• _Your task_
The answer should be a single number: how many lines of the entries below hold the word "value".

══════════

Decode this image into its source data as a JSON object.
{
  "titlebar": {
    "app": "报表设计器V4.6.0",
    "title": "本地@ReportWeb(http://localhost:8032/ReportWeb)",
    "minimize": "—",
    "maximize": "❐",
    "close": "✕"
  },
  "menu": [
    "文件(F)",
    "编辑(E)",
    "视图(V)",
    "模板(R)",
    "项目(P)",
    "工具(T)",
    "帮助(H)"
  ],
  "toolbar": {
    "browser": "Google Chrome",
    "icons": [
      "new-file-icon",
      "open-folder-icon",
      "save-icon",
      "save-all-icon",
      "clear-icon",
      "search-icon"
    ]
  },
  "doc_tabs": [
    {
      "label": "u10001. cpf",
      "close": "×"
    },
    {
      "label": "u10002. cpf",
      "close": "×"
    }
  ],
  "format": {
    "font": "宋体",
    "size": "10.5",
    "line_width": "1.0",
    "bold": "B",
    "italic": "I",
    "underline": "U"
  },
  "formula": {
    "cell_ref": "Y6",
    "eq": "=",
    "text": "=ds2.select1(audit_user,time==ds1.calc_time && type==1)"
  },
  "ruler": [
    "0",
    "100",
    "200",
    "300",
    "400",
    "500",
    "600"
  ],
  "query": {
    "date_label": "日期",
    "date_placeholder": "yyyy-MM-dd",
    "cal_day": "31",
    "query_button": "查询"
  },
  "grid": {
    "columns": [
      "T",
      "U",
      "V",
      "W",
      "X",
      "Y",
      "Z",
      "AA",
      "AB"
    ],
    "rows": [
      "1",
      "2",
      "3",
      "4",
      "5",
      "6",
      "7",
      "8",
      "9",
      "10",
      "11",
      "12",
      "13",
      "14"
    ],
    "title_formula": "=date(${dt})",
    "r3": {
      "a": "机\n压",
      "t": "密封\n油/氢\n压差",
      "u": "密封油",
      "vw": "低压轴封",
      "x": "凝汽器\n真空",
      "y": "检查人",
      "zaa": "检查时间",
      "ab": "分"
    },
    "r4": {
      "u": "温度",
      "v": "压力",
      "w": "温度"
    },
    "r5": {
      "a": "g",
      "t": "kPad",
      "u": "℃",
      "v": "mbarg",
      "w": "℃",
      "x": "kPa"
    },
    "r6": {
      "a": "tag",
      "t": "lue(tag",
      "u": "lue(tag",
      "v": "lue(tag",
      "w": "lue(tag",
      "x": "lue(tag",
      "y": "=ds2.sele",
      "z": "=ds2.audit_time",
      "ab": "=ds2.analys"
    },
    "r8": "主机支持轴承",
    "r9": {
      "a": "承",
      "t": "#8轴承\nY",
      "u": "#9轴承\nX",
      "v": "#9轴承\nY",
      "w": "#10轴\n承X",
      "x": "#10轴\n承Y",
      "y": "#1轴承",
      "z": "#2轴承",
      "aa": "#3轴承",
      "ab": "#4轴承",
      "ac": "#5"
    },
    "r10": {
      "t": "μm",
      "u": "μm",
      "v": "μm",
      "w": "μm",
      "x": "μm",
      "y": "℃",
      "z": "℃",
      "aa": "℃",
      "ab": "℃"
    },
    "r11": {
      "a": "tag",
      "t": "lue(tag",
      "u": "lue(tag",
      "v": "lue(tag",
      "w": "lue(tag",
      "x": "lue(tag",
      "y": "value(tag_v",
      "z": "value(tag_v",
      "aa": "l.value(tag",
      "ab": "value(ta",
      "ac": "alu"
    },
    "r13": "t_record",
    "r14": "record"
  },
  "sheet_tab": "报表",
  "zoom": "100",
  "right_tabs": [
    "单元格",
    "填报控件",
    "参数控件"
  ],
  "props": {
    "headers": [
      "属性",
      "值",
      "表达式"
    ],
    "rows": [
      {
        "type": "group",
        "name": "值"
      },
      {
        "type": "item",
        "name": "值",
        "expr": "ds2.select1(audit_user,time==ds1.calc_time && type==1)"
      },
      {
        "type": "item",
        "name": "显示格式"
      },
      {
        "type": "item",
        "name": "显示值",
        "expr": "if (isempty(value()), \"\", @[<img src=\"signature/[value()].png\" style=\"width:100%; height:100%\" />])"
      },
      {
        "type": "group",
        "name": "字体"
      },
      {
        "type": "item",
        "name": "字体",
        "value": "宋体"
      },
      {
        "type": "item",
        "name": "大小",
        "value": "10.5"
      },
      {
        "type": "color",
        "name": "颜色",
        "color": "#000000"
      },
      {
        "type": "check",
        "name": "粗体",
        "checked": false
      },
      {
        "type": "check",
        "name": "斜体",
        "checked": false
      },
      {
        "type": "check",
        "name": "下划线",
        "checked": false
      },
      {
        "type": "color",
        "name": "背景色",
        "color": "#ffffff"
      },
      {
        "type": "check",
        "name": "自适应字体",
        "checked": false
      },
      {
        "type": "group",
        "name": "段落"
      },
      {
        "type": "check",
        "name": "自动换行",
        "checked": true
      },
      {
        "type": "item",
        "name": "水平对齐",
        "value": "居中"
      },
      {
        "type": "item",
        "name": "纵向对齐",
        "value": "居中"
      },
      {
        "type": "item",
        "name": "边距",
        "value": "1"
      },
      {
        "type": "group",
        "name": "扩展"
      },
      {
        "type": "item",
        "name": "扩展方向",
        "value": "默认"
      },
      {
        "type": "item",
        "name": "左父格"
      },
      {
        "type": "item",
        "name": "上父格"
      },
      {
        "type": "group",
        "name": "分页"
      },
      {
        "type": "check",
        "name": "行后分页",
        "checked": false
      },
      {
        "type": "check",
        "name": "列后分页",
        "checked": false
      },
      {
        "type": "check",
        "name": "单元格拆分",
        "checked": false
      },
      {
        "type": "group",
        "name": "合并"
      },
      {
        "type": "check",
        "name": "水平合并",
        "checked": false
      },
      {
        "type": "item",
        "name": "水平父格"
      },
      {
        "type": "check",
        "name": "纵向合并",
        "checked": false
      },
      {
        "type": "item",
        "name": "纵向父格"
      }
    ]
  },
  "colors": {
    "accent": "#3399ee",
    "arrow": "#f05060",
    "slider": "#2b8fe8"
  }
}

══════════

• _Output below_
11